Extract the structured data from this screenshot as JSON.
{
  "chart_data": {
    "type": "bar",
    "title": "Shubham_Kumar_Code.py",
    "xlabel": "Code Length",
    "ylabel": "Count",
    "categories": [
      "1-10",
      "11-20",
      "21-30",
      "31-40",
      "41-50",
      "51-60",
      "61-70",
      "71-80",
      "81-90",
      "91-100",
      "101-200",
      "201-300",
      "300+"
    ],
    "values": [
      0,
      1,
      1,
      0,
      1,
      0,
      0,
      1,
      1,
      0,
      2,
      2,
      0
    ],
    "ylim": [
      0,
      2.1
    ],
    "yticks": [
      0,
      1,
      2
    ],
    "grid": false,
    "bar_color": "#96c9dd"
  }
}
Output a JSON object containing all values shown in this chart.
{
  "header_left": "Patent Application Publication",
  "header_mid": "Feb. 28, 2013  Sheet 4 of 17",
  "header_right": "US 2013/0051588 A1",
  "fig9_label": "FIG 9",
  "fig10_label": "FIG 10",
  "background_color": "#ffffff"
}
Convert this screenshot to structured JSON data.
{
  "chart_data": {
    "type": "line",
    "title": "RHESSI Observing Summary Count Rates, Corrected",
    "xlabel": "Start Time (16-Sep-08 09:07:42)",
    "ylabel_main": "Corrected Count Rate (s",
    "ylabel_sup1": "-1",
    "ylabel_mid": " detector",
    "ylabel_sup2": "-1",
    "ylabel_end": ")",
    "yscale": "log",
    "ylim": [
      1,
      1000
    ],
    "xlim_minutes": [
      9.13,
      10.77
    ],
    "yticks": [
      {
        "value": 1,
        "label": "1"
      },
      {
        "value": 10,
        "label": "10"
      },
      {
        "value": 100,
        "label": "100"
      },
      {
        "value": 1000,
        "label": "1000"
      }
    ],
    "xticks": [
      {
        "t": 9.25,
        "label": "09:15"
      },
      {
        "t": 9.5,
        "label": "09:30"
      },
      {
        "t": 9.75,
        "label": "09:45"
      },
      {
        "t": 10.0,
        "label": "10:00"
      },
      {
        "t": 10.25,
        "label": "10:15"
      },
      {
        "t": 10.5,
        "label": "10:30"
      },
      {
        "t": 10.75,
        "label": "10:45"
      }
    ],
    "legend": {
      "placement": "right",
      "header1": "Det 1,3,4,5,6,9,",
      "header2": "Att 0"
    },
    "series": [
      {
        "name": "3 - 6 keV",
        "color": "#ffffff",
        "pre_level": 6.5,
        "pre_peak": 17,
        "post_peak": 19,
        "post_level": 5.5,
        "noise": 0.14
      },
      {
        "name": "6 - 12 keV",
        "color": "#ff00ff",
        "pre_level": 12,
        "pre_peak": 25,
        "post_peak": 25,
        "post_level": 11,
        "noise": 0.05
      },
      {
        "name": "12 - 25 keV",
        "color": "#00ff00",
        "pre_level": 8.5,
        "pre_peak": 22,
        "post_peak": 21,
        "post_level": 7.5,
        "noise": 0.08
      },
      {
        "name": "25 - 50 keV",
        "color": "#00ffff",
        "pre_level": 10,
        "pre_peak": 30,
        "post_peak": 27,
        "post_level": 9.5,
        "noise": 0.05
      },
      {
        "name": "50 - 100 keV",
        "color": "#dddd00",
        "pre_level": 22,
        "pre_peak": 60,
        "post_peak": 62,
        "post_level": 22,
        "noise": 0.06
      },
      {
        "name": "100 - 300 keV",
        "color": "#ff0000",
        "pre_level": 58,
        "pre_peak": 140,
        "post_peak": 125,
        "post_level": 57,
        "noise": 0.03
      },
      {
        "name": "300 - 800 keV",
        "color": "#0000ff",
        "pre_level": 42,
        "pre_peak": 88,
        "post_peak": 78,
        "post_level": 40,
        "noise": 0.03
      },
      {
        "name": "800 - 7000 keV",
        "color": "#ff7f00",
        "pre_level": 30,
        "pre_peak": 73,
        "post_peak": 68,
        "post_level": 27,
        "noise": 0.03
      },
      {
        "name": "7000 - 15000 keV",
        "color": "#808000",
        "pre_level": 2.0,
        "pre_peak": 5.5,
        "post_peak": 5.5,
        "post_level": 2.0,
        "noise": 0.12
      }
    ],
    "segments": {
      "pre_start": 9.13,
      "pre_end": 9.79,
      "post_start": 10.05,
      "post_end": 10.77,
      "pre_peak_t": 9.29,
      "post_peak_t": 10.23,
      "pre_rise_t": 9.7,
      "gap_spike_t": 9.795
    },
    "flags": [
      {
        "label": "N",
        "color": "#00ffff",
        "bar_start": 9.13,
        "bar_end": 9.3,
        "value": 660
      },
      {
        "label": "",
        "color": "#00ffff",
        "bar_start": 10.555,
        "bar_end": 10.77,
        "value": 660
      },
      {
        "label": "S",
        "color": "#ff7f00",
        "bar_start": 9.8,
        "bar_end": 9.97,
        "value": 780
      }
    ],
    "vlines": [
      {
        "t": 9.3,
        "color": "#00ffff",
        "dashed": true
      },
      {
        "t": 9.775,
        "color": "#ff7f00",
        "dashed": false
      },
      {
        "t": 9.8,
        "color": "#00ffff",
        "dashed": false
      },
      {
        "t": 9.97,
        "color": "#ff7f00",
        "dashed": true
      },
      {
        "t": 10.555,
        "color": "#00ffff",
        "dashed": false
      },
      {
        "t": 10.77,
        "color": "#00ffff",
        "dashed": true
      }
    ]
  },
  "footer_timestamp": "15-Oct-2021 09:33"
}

§ **TO DO**
Without changing a word, restate the whole listing.

§ **ANSWER TO THE EXERCISE**
Extract the structured data from this screenshot as JSON.
{
  "chart_data": {
    "type": "bar",
    "title": "Shubham_Kumar_Code.py",
    "xlabel": "Code Length",
    "ylabel": "Count",
    "categories": [
      "1-10",
      "11-20",
      "21-30",
      "31-40",
      "41-50",
      "51-60",
      "61-70",
      "71-80",
      "81-90",
      "91-100",
      "101-200",
      "201-300",
      "300+"
    ],
    "values": [
      0,
      1,
      1,
      0,
      1,
      0,
      0,
      1,
      1,
      0,
      2,
      2,
      0
    ],
    "ylim": [
      0,
      2.1
    ],
    "yticks": [
      0,
      1,
      2
    ],
    "grid": false,
    "bar_color": "#96c9dd"
  }
}
Output a JSON object containing all values shown in this chart.
{
  "header_left": "Patent Application Publication",
  "header_mid": "Feb. 28, 2013  Sheet 4 of 17",
  "header_right": "US 2013/0051588 A1",
  "fig9_label": "FIG 9",
  "fig10_label": "FIG 10",
  "background_color": "#ffffff"
}
Convert this screenshot to structured JSON data.
{
  "chart_data": {
    "type": "line",
    "title": "RHESSI Observing Summary Count Rates, Corrected",
    "xlabel": "Start Time (16-Sep-08 09:07:42)",
    "ylabel_main": "Corrected Count Rate (s",
    "ylabel_sup1": "-1",
    "ylabel_mid": " detector",
    "ylabel_sup2": "-1",
    "ylabel_end": ")",
    "yscale": "log",
    "ylim": [
      1,
      1000
    ],
    "xlim_minutes": [
      9.13,
      10.77
    ],
    "yticks": [
      {
        "value": 1,
        "label": "1"
      },
      {
        "value": 10,
        "label": "10"
      },
      {
        "value": 100,
        "label": "100"
      },
      {
        "value": 1000,
        "label": "1000"
      }
    ],
    "xticks": [
      {
        "t": 9.25,
        "label": "09:15"
      },
      {
        "t": 9.5,
        "label": "09:30"
      },
      {
        "t": 9.75,
        "label": "09:45"
      },
      {
        "t": 10.0,
        "label": "10:00"
      },
      {
        "t": 10.25,
        "label": "10:15"
      },
      {
        "t": 10.5,
        "label": "10:30"
      },
      {
        "t": 10.75,
        "label": "10:45"
      }
    ],
    "legend": {
      "placement": "right",
      "header1": "Det 1,3,4,5,6,9,",
      "header2": "Att 0"
    },
    "series": [
      {
        "name": "3 - 6 keV",
        "color": "#ffffff",
        "pre_level": 6.5,
        "pre_peak": 17,
        "post_peak": 19,
        "post_level": 5.5,
        "noise": 0.14
      },
      {
        "name": "6 - 12 keV",
        "color": "#ff00ff",
        "pre_level": 12,
        "pre_peak": 25,
        "post_peak": 25,
        "post_level": 11,
        "noise": 0.05
      },
      {
        "name": "12 - 25 keV",
        "color": "#00ff00",
        "pre_level": 8.5,
        "pre_peak": 22,
        "post_peak": 21,
        "post_level": 7.5,
        "noise": 0.08
      },
      {
        "name": "25 - 50 keV",
        "color": "#00ffff",
        "pre_level": 10,
        "pre_peak": 30,
        "post_peak": 27,
        "post_level": 9.5,
        "noise": 0.05
      },
      {
        "name": "50 - 100 keV",
        "color": "#dddd00",
        "pre_level": 22,
        "pre_peak": 60,
        "post_peak": 62,
        "post_level": 22,
        "noise": 0.06
      },
      {
        "name": "100 - 300 keV",
        "color": "#ff0000",
        "pre_level": 58,
        "pre_peak": 140,
        "post_peak": 125,
        "post_level": 57,
        "noise": 0.03
      },
      {
        "name": "300 - 800 keV",
        "color": "#0000ff",
        "pre_level": 42,
        "pre_peak": 88,
        "post_peak": 78,
        "post_level": 40,
        "noise": 0.03
      },
      {
        "name": "800 - 7000 keV",
        "color": "#ff7f00",
        "pre_level": 30,
        "pre_peak": 73,
        "post_peak": 68,
        "post_level": 27,
        "noise": 0.03
      },
      {
        "name": "7000 - 15000 keV",
        "color": "#808000",
        "pre_level": 2.0,
        "pre_peak": 5.5,
        "post_peak": 5.5,
        "post_level": 2.0,
        "noise": 0.12
      }
    ],
    "segments": {
      "pre_start": 9.13,
      "pre_end": 9.79,
      "post_start": 10.05,
      "post_end": 10.77,
      "pre_peak_t": 9.29,
      "post_peak_t": 10.23,
      "pre_rise_t": 9.7,
      "gap_spike_t": 9.795
    },
    "flags": [
      {
        "label": "N",
        "color": "#00ffff",
        "bar_start": 9.13,
        "bar_end": 9.3,
        "value": 660
      },
      {
        "label": "",
        "color": "#00ffff",
        "bar_start": 10.555,
        "bar_end": 10.77,
        "value": 660
      },
      {
        "label": "S",
        "color": "#ff7f00",
        "bar_start": 9.8,
        "bar_end": 9.97,
        "value": 780
      }
    ],
    "vlines": [
      {
        "t": 9.3,
        "color": "#00ffff",
        "dashed": true
      },
      {
        "t": 9.775,
        "color": "#ff7f00",
        "dashed": false
      },
      {
        "t": 9.8,
        "color": "#00ffff",
        "dashed": false
      },
      {
        "t": 9.97,
        "color": "#ff7f00",
        "dashed": true
      },
      {
        "t": 10.555,
        "color": "#00ffff",
        "dashed": false
      },
      {
        "t": 10.77,
        "color": "#00ffff",
        "dashed": true
      }
    ]
  },
  "footer_timestamp": "15-Oct-2021 09:33"
}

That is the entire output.